→ WHAT THE EXERCISE ASKS: Select the lines below containing the word "фонда".

→ RECORDS SHOWN:
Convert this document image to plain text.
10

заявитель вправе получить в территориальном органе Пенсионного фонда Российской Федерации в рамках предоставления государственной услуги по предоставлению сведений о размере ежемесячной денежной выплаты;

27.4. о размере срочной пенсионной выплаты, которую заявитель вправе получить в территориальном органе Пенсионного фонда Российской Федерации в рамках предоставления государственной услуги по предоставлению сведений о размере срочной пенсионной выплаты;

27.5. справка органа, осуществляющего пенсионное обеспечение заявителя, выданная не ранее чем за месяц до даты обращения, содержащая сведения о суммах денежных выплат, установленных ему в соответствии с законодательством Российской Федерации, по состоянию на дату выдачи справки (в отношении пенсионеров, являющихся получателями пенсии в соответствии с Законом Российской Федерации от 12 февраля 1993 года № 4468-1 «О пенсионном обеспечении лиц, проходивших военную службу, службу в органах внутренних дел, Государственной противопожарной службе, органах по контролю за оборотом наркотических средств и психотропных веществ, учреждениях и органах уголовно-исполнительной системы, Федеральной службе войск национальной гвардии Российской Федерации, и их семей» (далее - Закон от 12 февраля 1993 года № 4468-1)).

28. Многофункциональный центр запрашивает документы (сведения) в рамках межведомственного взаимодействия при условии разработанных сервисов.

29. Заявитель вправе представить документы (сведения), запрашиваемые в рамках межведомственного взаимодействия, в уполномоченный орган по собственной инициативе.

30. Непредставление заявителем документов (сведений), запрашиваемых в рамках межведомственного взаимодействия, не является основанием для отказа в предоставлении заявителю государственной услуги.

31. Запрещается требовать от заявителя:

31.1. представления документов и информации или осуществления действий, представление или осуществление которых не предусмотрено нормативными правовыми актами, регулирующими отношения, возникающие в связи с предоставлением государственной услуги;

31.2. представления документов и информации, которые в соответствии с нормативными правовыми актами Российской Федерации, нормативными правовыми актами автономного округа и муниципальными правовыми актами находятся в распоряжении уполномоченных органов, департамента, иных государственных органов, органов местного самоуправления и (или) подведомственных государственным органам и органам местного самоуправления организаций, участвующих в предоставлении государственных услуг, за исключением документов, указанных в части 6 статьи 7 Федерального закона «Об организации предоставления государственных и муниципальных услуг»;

→ REPLY:
заявитель вправе получить в территориальном органе Пенсионного фонда Российской Федерации в рамках предоставления государственной услуги по предоставлению сведений о размере ежемесячной денежной выплаты;
27.4. о размере срочной пенсионной выплаты, которую заявитель вправе получить в территориальном органе Пенсионного фонда Российской Федерации в рамках предоставления государственной услуги по предоставлению сведений о размере срочной пенсионной выплаты;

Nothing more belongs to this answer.